Directions for this task:
In the records below, find each line with the word "couper" and copy it.

Data records:
* * * * * * *

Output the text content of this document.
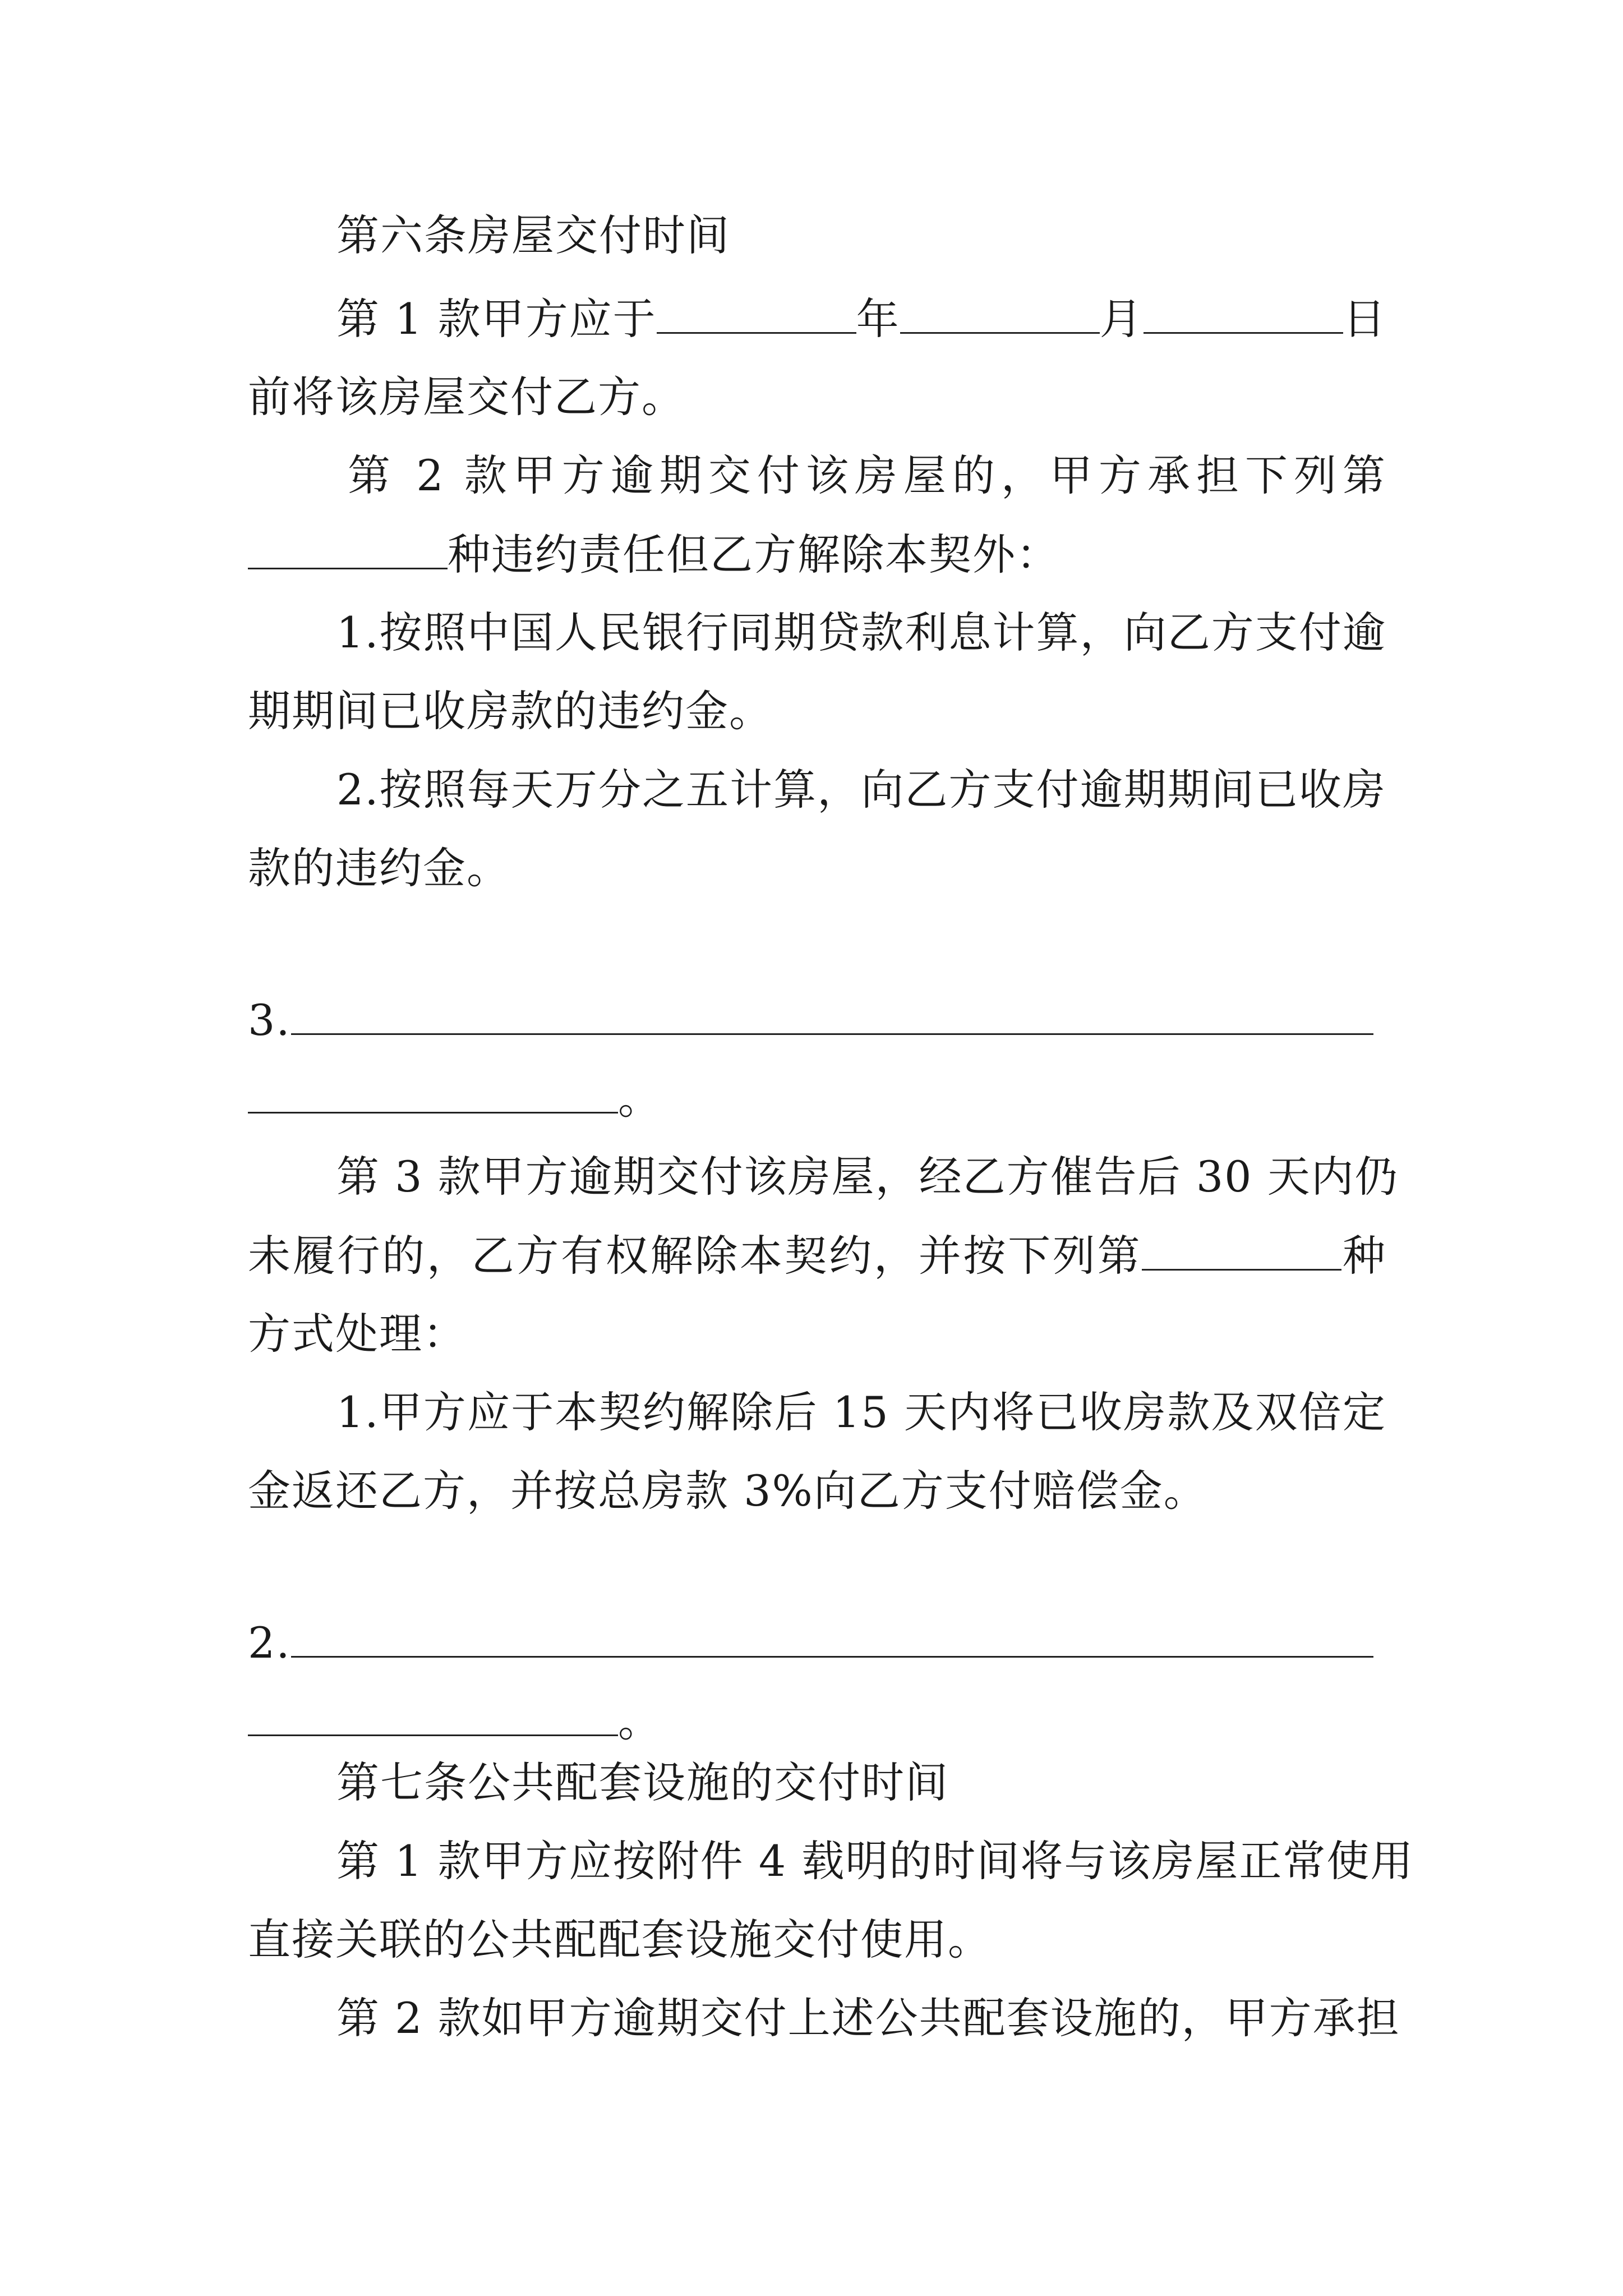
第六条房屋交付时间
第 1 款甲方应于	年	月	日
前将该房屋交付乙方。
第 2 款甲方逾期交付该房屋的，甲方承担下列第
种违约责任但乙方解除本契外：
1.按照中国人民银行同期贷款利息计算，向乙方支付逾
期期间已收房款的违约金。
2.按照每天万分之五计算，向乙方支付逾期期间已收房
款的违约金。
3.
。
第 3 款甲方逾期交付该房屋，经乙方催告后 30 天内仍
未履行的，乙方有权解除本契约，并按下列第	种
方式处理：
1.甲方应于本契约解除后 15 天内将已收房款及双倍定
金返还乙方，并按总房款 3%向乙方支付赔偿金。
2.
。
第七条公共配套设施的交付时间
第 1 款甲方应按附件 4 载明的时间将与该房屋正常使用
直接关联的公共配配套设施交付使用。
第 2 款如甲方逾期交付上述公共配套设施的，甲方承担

* * * * * * *

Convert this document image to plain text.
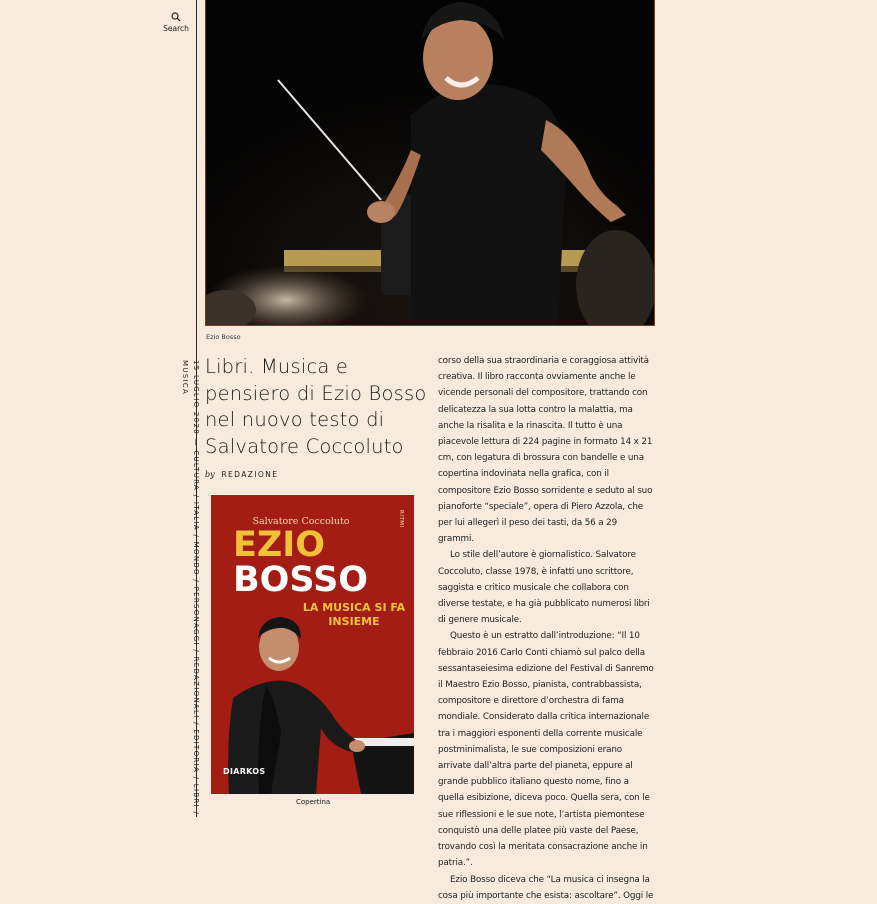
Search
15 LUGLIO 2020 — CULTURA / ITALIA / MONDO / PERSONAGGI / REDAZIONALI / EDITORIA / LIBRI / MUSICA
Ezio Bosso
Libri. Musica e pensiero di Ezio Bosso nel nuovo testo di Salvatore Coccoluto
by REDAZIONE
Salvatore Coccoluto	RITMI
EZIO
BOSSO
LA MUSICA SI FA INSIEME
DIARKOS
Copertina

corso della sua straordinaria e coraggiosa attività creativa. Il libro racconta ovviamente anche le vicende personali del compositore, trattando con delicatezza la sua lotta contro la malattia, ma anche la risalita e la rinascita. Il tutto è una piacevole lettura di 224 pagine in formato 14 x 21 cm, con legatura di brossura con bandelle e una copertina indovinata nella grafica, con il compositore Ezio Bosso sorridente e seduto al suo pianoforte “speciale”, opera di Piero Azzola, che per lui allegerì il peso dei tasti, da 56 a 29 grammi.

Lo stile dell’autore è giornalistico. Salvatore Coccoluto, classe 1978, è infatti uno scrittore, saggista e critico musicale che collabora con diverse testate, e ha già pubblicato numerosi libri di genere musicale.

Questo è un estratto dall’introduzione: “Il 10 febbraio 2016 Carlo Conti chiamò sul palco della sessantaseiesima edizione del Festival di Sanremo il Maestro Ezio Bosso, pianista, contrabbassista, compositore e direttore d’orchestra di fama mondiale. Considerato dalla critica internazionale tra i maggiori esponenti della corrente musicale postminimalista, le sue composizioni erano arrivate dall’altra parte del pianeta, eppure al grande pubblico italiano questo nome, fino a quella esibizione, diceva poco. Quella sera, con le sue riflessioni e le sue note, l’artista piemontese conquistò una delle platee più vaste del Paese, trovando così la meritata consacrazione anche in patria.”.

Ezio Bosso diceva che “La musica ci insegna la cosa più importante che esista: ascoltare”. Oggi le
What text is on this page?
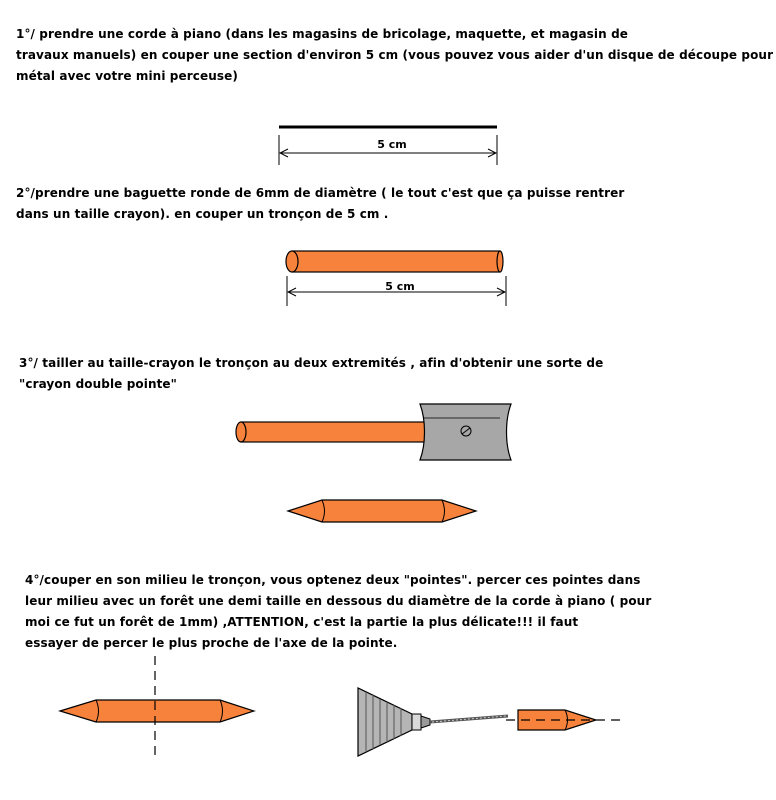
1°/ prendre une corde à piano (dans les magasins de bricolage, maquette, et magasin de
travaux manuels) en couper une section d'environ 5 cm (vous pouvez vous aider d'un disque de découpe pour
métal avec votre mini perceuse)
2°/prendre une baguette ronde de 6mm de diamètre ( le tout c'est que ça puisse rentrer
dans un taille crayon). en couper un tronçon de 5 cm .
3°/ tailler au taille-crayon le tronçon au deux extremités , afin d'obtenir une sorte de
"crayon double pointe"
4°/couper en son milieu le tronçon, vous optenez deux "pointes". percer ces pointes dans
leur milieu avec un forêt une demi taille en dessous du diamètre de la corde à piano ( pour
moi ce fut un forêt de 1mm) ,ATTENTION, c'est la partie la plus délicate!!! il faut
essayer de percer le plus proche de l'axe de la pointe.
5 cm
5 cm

* * * * * * *

Worked solution:
travaux manuels) en couper une section d'environ 5 cm (vous pouvez vous aider d'un disque de découpe pour
dans un taille crayon). en couper un tronçon de 5 cm .
4°/couper en son milieu le tronçon, vous optenez deux "pointes". percer ces pointes dans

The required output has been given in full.